- EXERCISE
Copy the records below word for word, every line in its original order.

* * *

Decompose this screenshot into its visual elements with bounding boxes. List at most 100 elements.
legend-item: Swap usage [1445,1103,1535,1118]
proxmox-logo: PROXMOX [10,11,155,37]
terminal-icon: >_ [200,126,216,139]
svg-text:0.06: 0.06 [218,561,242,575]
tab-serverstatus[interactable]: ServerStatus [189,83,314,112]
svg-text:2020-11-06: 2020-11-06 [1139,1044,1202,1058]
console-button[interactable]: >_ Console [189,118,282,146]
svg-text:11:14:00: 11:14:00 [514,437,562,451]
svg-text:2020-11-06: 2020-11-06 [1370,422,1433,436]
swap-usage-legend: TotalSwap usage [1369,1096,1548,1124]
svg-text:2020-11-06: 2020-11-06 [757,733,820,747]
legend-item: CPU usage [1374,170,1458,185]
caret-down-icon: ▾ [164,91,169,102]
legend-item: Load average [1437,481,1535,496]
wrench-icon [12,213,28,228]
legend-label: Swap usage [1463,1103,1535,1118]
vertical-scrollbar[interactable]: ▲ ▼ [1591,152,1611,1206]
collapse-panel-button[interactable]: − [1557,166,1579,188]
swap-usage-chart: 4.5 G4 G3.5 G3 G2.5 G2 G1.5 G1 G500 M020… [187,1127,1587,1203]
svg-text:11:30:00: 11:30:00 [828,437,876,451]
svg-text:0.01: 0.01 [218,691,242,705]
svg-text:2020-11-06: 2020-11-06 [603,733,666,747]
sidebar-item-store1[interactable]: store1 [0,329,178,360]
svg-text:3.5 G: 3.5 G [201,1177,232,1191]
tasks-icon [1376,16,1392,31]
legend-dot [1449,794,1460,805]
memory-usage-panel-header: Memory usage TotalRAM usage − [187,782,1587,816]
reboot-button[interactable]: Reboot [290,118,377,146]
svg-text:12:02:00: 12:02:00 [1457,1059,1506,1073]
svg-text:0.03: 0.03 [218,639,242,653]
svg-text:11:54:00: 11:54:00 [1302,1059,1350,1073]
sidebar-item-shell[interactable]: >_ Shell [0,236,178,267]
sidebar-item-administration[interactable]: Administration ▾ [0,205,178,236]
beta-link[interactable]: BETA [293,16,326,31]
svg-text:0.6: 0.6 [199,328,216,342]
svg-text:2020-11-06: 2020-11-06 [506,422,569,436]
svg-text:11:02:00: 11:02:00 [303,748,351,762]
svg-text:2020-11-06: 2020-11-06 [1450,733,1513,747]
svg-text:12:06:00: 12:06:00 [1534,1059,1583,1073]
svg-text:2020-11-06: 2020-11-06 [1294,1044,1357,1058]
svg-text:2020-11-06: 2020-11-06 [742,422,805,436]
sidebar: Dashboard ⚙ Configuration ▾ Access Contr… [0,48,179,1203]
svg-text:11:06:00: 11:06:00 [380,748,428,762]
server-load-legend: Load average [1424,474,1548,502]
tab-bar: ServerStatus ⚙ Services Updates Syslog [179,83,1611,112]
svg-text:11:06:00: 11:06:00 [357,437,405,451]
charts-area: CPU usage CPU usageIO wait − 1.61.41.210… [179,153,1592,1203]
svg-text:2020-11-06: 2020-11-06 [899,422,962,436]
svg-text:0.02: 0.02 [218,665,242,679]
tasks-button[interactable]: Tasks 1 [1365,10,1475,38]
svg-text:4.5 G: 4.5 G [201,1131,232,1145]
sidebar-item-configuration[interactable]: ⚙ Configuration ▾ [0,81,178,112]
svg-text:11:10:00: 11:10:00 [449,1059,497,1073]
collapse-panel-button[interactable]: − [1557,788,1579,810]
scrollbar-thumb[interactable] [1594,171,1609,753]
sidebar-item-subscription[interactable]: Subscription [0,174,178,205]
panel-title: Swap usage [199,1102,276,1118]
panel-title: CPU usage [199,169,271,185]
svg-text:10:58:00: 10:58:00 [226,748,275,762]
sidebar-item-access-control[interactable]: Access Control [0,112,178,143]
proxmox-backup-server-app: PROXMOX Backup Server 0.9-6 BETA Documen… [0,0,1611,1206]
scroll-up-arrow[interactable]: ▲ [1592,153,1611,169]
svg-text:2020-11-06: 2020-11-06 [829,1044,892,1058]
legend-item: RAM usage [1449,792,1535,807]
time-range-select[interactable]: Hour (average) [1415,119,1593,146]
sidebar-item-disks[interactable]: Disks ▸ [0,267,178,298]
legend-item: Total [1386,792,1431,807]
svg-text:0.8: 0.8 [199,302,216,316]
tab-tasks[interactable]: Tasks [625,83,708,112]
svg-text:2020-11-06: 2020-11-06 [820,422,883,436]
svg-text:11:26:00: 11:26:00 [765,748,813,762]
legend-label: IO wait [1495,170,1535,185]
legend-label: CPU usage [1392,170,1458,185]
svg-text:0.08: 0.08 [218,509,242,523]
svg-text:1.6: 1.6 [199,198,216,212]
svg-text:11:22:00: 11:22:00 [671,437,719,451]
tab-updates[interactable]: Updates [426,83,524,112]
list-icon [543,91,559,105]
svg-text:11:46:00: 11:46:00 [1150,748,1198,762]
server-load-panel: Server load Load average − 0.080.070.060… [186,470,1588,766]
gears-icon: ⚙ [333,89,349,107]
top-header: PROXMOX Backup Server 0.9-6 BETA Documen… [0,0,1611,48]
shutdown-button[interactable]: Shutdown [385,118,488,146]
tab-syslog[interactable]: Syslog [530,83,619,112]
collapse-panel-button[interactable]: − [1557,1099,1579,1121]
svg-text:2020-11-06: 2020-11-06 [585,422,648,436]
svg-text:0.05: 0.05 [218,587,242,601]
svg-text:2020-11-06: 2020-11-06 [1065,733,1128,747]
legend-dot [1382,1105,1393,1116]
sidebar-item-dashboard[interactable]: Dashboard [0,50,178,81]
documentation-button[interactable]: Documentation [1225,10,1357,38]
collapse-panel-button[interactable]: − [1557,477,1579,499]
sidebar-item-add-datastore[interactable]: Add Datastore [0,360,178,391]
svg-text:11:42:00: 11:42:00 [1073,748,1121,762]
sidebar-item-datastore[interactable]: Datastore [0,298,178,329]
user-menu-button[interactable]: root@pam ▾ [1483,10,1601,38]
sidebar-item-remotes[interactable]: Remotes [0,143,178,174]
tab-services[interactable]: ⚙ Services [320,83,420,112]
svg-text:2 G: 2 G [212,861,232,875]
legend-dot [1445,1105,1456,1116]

* * *

- RESPONSE BELOW
Decompose this screenshot into its visual elements with bounding boxes. List at most 100 elements.
legend-item: Swap usage [1445,1103,1535,1118]
proxmox-logo: PROXMOX [10,11,155,37]
terminal-icon: >_ [200,126,216,139]
svg-text:0.06: 0.06 [218,561,242,575]
tab-serverstatus[interactable]: ServerStatus [189,83,314,112]
svg-text:2020-11-06: 2020-11-06 [1139,1044,1202,1058]
console-button[interactable]: >_ Console [189,118,282,146]
svg-text:11:14:00: 11:14:00 [514,437,562,451]
svg-text:2020-11-06: 2020-11-06 [1370,422,1433,436]
swap-usage-legend: TotalSwap usage [1369,1096,1548,1124]
svg-text:2020-11-06: 2020-11-06 [757,733,820,747]
legend-item: CPU usage [1374,170,1458,185]
caret-down-icon: ▾ [164,91,169,102]
legend-item: Load average [1437,481,1535,496]
wrench-icon [12,213,28,228]
legend-label: Swap usage [1463,1103,1535,1118]
vertical-scrollbar[interactable]: ▲ ▼ [1591,152,1611,1206]
collapse-panel-button[interactable]: − [1557,166,1579,188]
swap-usage-chart: 4.5 G4 G3.5 G3 G2.5 G2 G1.5 G1 G500 M020… [187,1127,1587,1203]
svg-text:11:30:00: 11:30:00 [828,437,876,451]
svg-text:0.01: 0.01 [218,691,242,705]
svg-text:2020-11-06: 2020-11-06 [603,733,666,747]
sidebar-item-store1[interactable]: store1 [0,329,178,360]
svg-text:3.5 G: 3.5 G [201,1177,232,1191]
tasks-icon [1376,16,1392,31]
legend-dot [1449,794,1460,805]
memory-usage-panel-header: Memory usage TotalRAM usage − [187,782,1587,816]
reboot-button[interactable]: Reboot [290,118,377,146]
svg-text:12:02:00: 12:02:00 [1457,1059,1506,1073]
svg-text:0.03: 0.03 [218,639,242,653]
svg-text:11:54:00: 11:54:00 [1302,1059,1350,1073]
sidebar-item-shell[interactable]: >_ Shell [0,236,178,267]
sidebar-item-administration[interactable]: Administration ▾ [0,205,178,236]
beta-link[interactable]: BETA [293,16,326,31]
svg-text:0.6: 0.6 [199,328,216,342]
svg-text:2020-11-06: 2020-11-06 [506,422,569,436]
svg-text:11:02:00: 11:02:00 [303,748,351,762]
svg-text:2020-11-06: 2020-11-06 [1450,733,1513,747]
svg-text:12:06:00: 12:06:00 [1534,1059,1583,1073]
svg-text:2020-11-06: 2020-11-06 [1294,1044,1357,1058]
svg-text:2020-11-06: 2020-11-06 [742,422,805,436]
sidebar: Dashboard ⚙ Configuration ▾ Access Contr… [0,48,179,1203]
svg-text:11:06:00: 11:06:00 [380,748,428,762]
server-load-legend: Load average [1424,474,1548,502]
tab-bar: ServerStatus ⚙ Services Updates Syslog [179,83,1611,112]
svg-text:11:06:00: 11:06:00 [357,437,405,451]
charts-area: CPU usage CPU usageIO wait − 1.61.41.210… [179,153,1592,1203]
svg-text:2020-11-06: 2020-11-06 [899,422,962,436]
svg-text:0.02: 0.02 [218,665,242,679]
tasks-button[interactable]: Tasks 1 [1365,10,1475,38]
svg-text:4.5 G: 4.5 G [201,1131,232,1145]
sidebar-item-configuration[interactable]: ⚙ Configuration ▾ [0,81,178,112]
svg-text:11:10:00: 11:10:00 [449,1059,497,1073]
collapse-panel-button[interactable]: − [1557,788,1579,810]
scrollbar-thumb[interactable] [1594,171,1609,753]
sidebar-item-subscription[interactable]: Subscription [0,174,178,205]
panel-title: Swap usage [199,1102,276,1118]
panel-title: CPU usage [199,169,271,185]
svg-text:10:58:00: 10:58:00 [226,748,275,762]
sidebar-item-access-control[interactable]: Access Control [0,112,178,143]
proxmox-backup-server-app: PROXMOX Backup Server 0.9-6 BETA Documen… [0,0,1611,1206]
scroll-up-arrow[interactable]: ▲ [1592,153,1611,169]
svg-text:2020-11-06: 2020-11-06 [829,1044,892,1058]
legend-item: RAM usage [1449,792,1535,807]
time-range-select[interactable]: Hour (average) [1415,119,1593,146]
sidebar-item-disks[interactable]: Disks ▸ [0,267,178,298]
legend-item: Total [1386,792,1431,807]
svg-text:0.8: 0.8 [199,302,216,316]
tab-tasks[interactable]: Tasks [625,83,708,112]
svg-text:2020-11-06: 2020-11-06 [820,422,883,436]
svg-text:11:26:00: 11:26:00 [765,748,813,762]
legend-label: IO wait [1495,170,1535,185]
legend-label: CPU usage [1392,170,1458,185]
svg-text:0.08: 0.08 [218,509,242,523]
svg-text:1.6: 1.6 [199,198,216,212]
svg-text:11:22:00: 11:22:00 [671,437,719,451]
tab-updates[interactable]: Updates [426,83,524,112]
list-icon [543,91,559,105]
svg-text:11:46:00: 11:46:00 [1150,748,1198,762]
server-load-panel: Server load Load average − 0.080.070.060… [186,470,1588,766]
gears-icon: ⚙ [333,89,349,107]
top-header: PROXMOX Backup Server 0.9-6 BETA Documen… [0,0,1611,48]
shutdown-button[interactable]: Shutdown [385,118,488,146]
tab-syslog[interactable]: Syslog [530,83,619,112]
collapse-panel-button[interactable]: − [1557,1099,1579,1121]
svg-text:2020-11-06: 2020-11-06 [585,422,648,436]
svg-text:0.05: 0.05 [218,587,242,601]
svg-text:2020-11-06: 2020-11-06 [1065,733,1128,747]
legend-dot [1382,1105,1393,1116]
sidebar-item-dashboard[interactable]: Dashboard [0,50,178,81]
documentation-button[interactable]: Documentation [1225,10,1357,38]
collapse-panel-button[interactable]: − [1557,477,1579,499]
sidebar-item-add-datastore[interactable]: Add Datastore [0,360,178,391]
svg-text:11:42:00: 11:42:00 [1073,748,1121,762]
sidebar-item-datastore[interactable]: Datastore [0,298,178,329]
user-menu-button[interactable]: root@pam ▾ [1483,10,1601,38]
sidebar-item-remotes[interactable]: Remotes [0,143,178,174]
tab-services[interactable]: ⚙ Services [320,83,420,112]
svg-text:2 G: 2 G [212,861,232,875]
legend-dot [1445,1105,1456,1116]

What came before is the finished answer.